### DIRECTIVE
Every line of the records must be repeated exactly; pictures stay out.

==== GIVEN RECORDS ====

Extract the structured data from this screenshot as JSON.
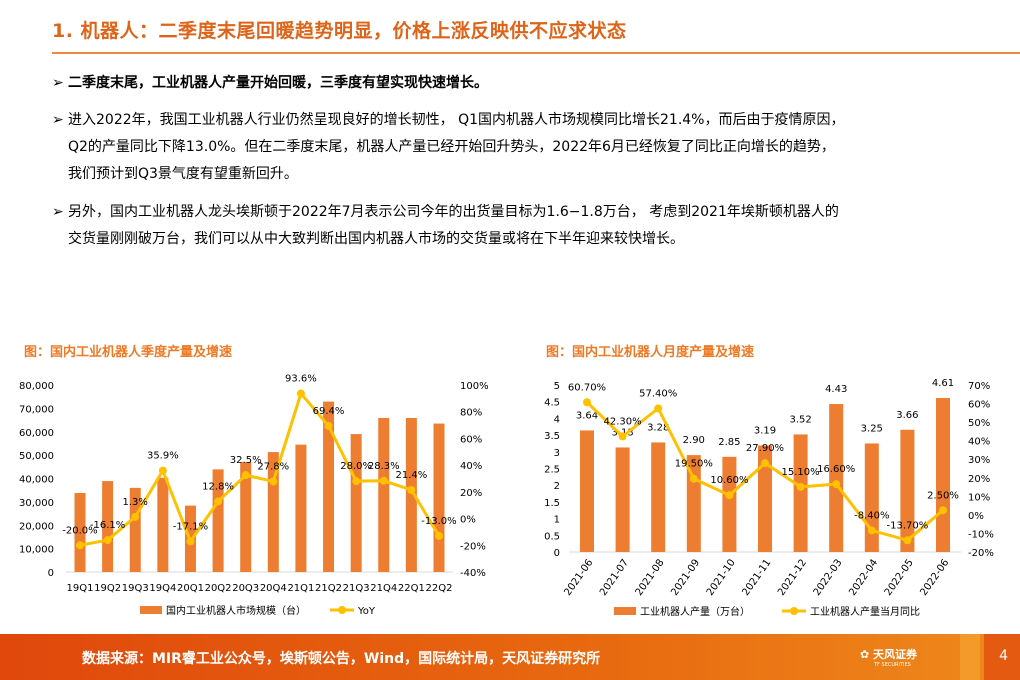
{
  "header": {
    "title": "1. 机器人：二季度末尾回暖趋势明显，价格上涨反映供不应求状态"
  },
  "bullets": [
    {
      "arrow": "➢",
      "lines": [
        "二季度末尾，工业机器人产量开始回暖，三季度有望实现快速增长。"
      ]
    },
    {
      "arrow": "➢",
      "lines": [
        "进入2022年，我国工业机器人行业仍然呈现良好的增长韧性， Q1国内机器人市场规模同比增长21.4%，而后由于疫情原因，",
        "Q2的产量同比下降13.0%。但在二季度末尾，机器人产量已经开始回升势头，2022年6月已经恢复了同比正向增长的趋势，",
        "我们预计到Q3景气度有望重新回升。"
      ]
    },
    {
      "arrow": "➢",
      "lines": [
        "另外，国内工业机器人龙头埃斯顿于2022年7月表示公司今年的出货量目标为1.6−1.8万台， 考虑到2021年埃斯顿机器人的",
        "交货量刚刚破万台，我们可以从中大致判断出国内机器人市场的交货量或将在下半年迎来较快增长。"
      ]
    }
  ],
  "chart_data": [
    {
      "type": "bar+line",
      "title": "图：国内工业机器人季度产量及增速",
      "categories": [
        "19Q1",
        "19Q2",
        "19Q3",
        "19Q4",
        "20Q1",
        "20Q2",
        "20Q3",
        "20Q4",
        "21Q1",
        "21Q2",
        "21Q3",
        "21Q4",
        "22Q1",
        "22Q2"
      ],
      "series": [
        {
          "name": "国内工业机器人市场规模（台）",
          "type": "bar",
          "axis": "left",
          "color": "#ed7d31",
          "values": [
            33800,
            38900,
            36000,
            40300,
            28400,
            43900,
            47000,
            51300,
            54500,
            72900,
            59000,
            65900,
            65900,
            63500
          ]
        },
        {
          "name": "YoY",
          "type": "line",
          "axis": "right",
          "color": "#ffc000",
          "values": [
            -20.0,
            -16.1,
            1.3,
            35.9,
            -17.1,
            12.8,
            32.5,
            27.8,
            93.6,
            69.4,
            28.0,
            28.3,
            21.4,
            -13.0
          ],
          "labels": [
            "-20.0%",
            "-16.1%",
            "1.3%",
            "35.9%",
            "-17.1%",
            "12.8%",
            "32.5%",
            "27.8%",
            "93.6%",
            "69.4%",
            "28.0%",
            "28.3%",
            "21.4%",
            "-13.0%"
          ]
        }
      ],
      "left_ylim": [
        0,
        80000
      ],
      "left_ticks": [
        "0",
        "10,000",
        "20,000",
        "30,000",
        "40,000",
        "50,000",
        "60,000",
        "70,000",
        "80,000"
      ],
      "right_ylim": [
        -40,
        100
      ],
      "right_ticks": [
        "-40%",
        "-20%",
        "0%",
        "20%",
        "40%",
        "60%",
        "80%",
        "100%"
      ],
      "grid": false,
      "legend": "bottom"
    },
    {
      "type": "bar+line",
      "title": "图：国内工业机器人月度产量及增速",
      "categories": [
        "2021-06",
        "2021-07",
        "2021-08",
        "2021-09",
        "2021-10",
        "2021-11",
        "2021-12",
        "2022-03",
        "2022-04",
        "2022-05",
        "2022-06"
      ],
      "series": [
        {
          "name": "工业机器人产量（万台）",
          "type": "bar",
          "axis": "left",
          "color": "#ed7d31",
          "values": [
            3.64,
            3.13,
            3.28,
            2.9,
            2.85,
            3.19,
            3.52,
            4.43,
            3.25,
            3.66,
            4.61
          ],
          "labels": [
            "3.64",
            "3.13",
            "3.28",
            "2.90",
            "2.85",
            "3.19",
            "3.52",
            "4.43",
            "3.25",
            "3.66",
            "4.61"
          ]
        },
        {
          "name": "工业机器人产量当月同比",
          "type": "line",
          "axis": "right",
          "color": "#ffc000",
          "values": [
            60.7,
            42.3,
            57.4,
            19.5,
            10.6,
            27.9,
            15.1,
            16.6,
            -8.4,
            -13.7,
            2.5
          ],
          "labels": [
            "60.70%",
            "42.30%",
            "57.40%",
            "19.50%",
            "10.60%",
            "27.90%",
            "15.10%",
            "16.60%",
            "-8.40%",
            "-13.70%",
            "2.50%"
          ]
        }
      ],
      "left_ylim": [
        0,
        5
      ],
      "left_ticks": [
        "0",
        "0.5",
        "1",
        "1.5",
        "2",
        "2.5",
        "3",
        "3.5",
        "4",
        "4.5",
        "5"
      ],
      "right_ylim": [
        -20,
        70
      ],
      "right_ticks": [
        "-20%",
        "-10%",
        "0%",
        "10%",
        "20%",
        "30%",
        "40%",
        "50%",
        "60%",
        "70%"
      ],
      "grid": false,
      "legend": "bottom"
    }
  ],
  "footer": {
    "source": "数据来源：MIR睿工业公众号，埃斯顿公告，Wind，国际统计局，天风证券研究所",
    "logo_text": "天风证券",
    "logo_sub": "TF SECURITIES",
    "page": "4"
  }
}
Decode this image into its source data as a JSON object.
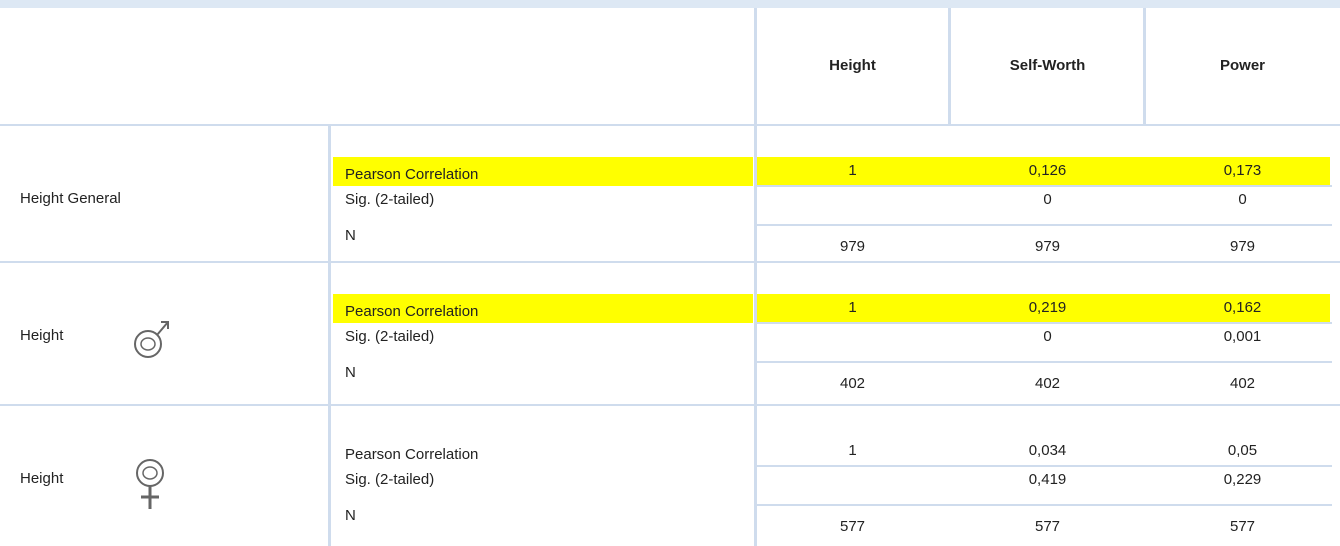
{
  "header": {
    "columns": [
      "Height",
      "Self-Worth",
      "Power"
    ]
  },
  "groups": [
    {
      "label": "Height General",
      "rows": [
        {
          "label": "Pearson Correlation",
          "values": [
            "1",
            "0,126",
            "0,173"
          ],
          "highlight": true
        },
        {
          "label": "Sig. (2-tailed)",
          "values": [
            null,
            "0",
            "0"
          ]
        },
        {
          "label": "N",
          "values": [
            "979",
            "979",
            "979"
          ]
        }
      ]
    },
    {
      "label": "Height",
      "symbol": "male",
      "rows": [
        {
          "label": "Pearson Correlation",
          "values": [
            "1",
            "0,219",
            "0,162"
          ],
          "highlight": true
        },
        {
          "label": "Sig. (2-tailed)",
          "values": [
            null,
            "0",
            "0,001"
          ]
        },
        {
          "label": "N",
          "values": [
            "402",
            "402",
            "402"
          ]
        }
      ]
    },
    {
      "label": "Height",
      "symbol": "female",
      "rows": [
        {
          "label": "Pearson Correlation",
          "values": [
            "1",
            "0,034",
            "0,05"
          ]
        },
        {
          "label": "Sig. (2-tailed)",
          "values": [
            null,
            "0,419",
            "0,229"
          ]
        },
        {
          "label": "N",
          "values": [
            "577",
            "577",
            "577"
          ]
        }
      ]
    }
  ]
}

====

### ANSWER IN FULL
Extract the structured data from this screenshot as JSON.
{
  "header": {
    "title": "1. 机器人：二季度末尾回暖趋势明显，价格上涨反映供不应求状态"
  },
  "bullets": [
    {
      "arrow": "➢",
      "lines": [
        "二季度末尾，工业机器人产量开始回暖，三季度有望实现快速增长。"
      ]
    },
    {
      "arrow": "➢",
      "lines": [
        "进入2022年，我国工业机器人行业仍然呈现良好的增长韧性， Q1国内机器人市场规模同比增长21.4%，而后由于疫情原因，",
        "Q2的产量同比下降13.0%。但在二季度末尾，机器人产量已经开始回升势头，2022年6月已经恢复了同比正向增长的趋势，",
        "我们预计到Q3景气度有望重新回升。"
      ]
    },
    {
      "arrow": "➢",
      "lines": [
        "另外，国内工业机器人龙头埃斯顿于2022年7月表示公司今年的出货量目标为1.6−1.8万台， 考虑到2021年埃斯顿机器人的",
        "交货量刚刚破万台，我们可以从中大致判断出国内机器人市场的交货量或将在下半年迎来较快增长。"
      ]
    }
  ],
  "chart_data": [
    {
      "type": "bar+line",
      "title": "图：国内工业机器人季度产量及增速",
      "categories": [
        "19Q1",
        "19Q2",
        "19Q3",
        "19Q4",
        "20Q1",
        "20Q2",
        "20Q3",
        "20Q4",
        "21Q1",
        "21Q2",
        "21Q3",
        "21Q4",
        "22Q1",
        "22Q2"
      ],
      "series": [
        {
          "name": "国内工业机器人市场规模（台）",
          "type": "bar",
          "axis": "left",
          "color": "#ed7d31",
          "values": [
            33800,
            38900,
            36000,
            40300,
            28400,
            43900,
            47000,
            51300,
            54500,
            72900,
            59000,
            65900,
            65900,
            63500
          ]
        },
        {
          "name": "YoY",
          "type": "line",
          "axis": "right",
          "color": "#ffc000",
          "values": [
            -20.0,
            -16.1,
            1.3,
            35.9,
            -17.1,
            12.8,
            32.5,
            27.8,
            93.6,
            69.4,
            28.0,
            28.3,
            21.4,
            -13.0
          ],
          "labels": [
            "-20.0%",
            "-16.1%",
            "1.3%",
            "35.9%",
            "-17.1%",
            "12.8%",
            "32.5%",
            "27.8%",
            "93.6%",
            "69.4%",
            "28.0%",
            "28.3%",
            "21.4%",
            "-13.0%"
          ]
        }
      ],
      "left_ylim": [
        0,
        80000
      ],
      "left_ticks": [
        "0",
        "10,000",
        "20,000",
        "30,000",
        "40,000",
        "50,000",
        "60,000",
        "70,000",
        "80,000"
      ],
      "right_ylim": [
        -40,
        100
      ],
      "right_ticks": [
        "-40%",
        "-20%",
        "0%",
        "20%",
        "40%",
        "60%",
        "80%",
        "100%"
      ],
      "grid": false,
      "legend": "bottom"
    },
    {
      "type": "bar+line",
      "title": "图：国内工业机器人月度产量及增速",
      "categories": [
        "2021-06",
        "2021-07",
        "2021-08",
        "2021-09",
        "2021-10",
        "2021-11",
        "2021-12",
        "2022-03",
        "2022-04",
        "2022-05",
        "2022-06"
      ],
      "series": [
        {
          "name": "工业机器人产量（万台）",
          "type": "bar",
          "axis": "left",
          "color": "#ed7d31",
          "values": [
            3.64,
            3.13,
            3.28,
            2.9,
            2.85,
            3.19,
            3.52,
            4.43,
            3.25,
            3.66,
            4.61
          ],
          "labels": [
            "3.64",
            "3.13",
            "3.28",
            "2.90",
            "2.85",
            "3.19",
            "3.52",
            "4.43",
            "3.25",
            "3.66",
            "4.61"
          ]
        },
        {
          "name": "工业机器人产量当月同比",
          "type": "line",
          "axis": "right",
          "color": "#ffc000",
          "values": [
            60.7,
            42.3,
            57.4,
            19.5,
            10.6,
            27.9,
            15.1,
            16.6,
            -8.4,
            -13.7,
            2.5
          ],
          "labels": [
            "60.70%",
            "42.30%",
            "57.40%",
            "19.50%",
            "10.60%",
            "27.90%",
            "15.10%",
            "16.60%",
            "-8.40%",
            "-13.70%",
            "2.50%"
          ]
        }
      ],
      "left_ylim": [
        0,
        5
      ],
      "left_ticks": [
        "0",
        "0.5",
        "1",
        "1.5",
        "2",
        "2.5",
        "3",
        "3.5",
        "4",
        "4.5",
        "5"
      ],
      "right_ylim": [
        -20,
        70
      ],
      "right_ticks": [
        "-20%",
        "-10%",
        "0%",
        "10%",
        "20%",
        "30%",
        "40%",
        "50%",
        "60%",
        "70%"
      ],
      "grid": false,
      "legend": "bottom"
    }
  ],
  "footer": {
    "source": "数据来源：MIR睿工业公众号，埃斯顿公告，Wind，国际统计局，天风证券研究所",
    "logo_text": "天风证券",
    "logo_sub": "TF SECURITIES",
    "page": "4"
  }
}
Decode this image into its source data as a JSON object.
{
  "header": {
    "columns": [
      "Height",
      "Self-Worth",
      "Power"
    ]
  },
  "groups": [
    {
      "label": "Height General",
      "rows": [
        {
          "label": "Pearson Correlation",
          "values": [
            "1",
            "0,126",
            "0,173"
          ],
          "highlight": true
        },
        {
          "label": "Sig. (2-tailed)",
          "values": [
            null,
            "0",
            "0"
          ]
        },
        {
          "label": "N",
          "values": [
            "979",
            "979",
            "979"
          ]
        }
      ]
    },
    {
      "label": "Height",
      "symbol": "male",
      "rows": [
        {
          "label": "Pearson Correlation",
          "values": [
            "1",
            "0,219",
            "0,162"
          ],
          "highlight": true
        },
        {
          "label": "Sig. (2-tailed)",
          "values": [
            null,
            "0",
            "0,001"
          ]
        },
        {
          "label": "N",
          "values": [
            "402",
            "402",
            "402"
          ]
        }
      ]
    },
    {
      "label": "Height",
      "symbol": "female",
      "rows": [
        {
          "label": "Pearson Correlation",
          "values": [
            "1",
            "0,034",
            "0,05"
          ]
        },
        {
          "label": "Sig. (2-tailed)",
          "values": [
            null,
            "0,419",
            "0,229"
          ]
        },
        {
          "label": "N",
          "values": [
            "577",
            "577",
            "577"
          ]
        }
      ]
    }
  ]
}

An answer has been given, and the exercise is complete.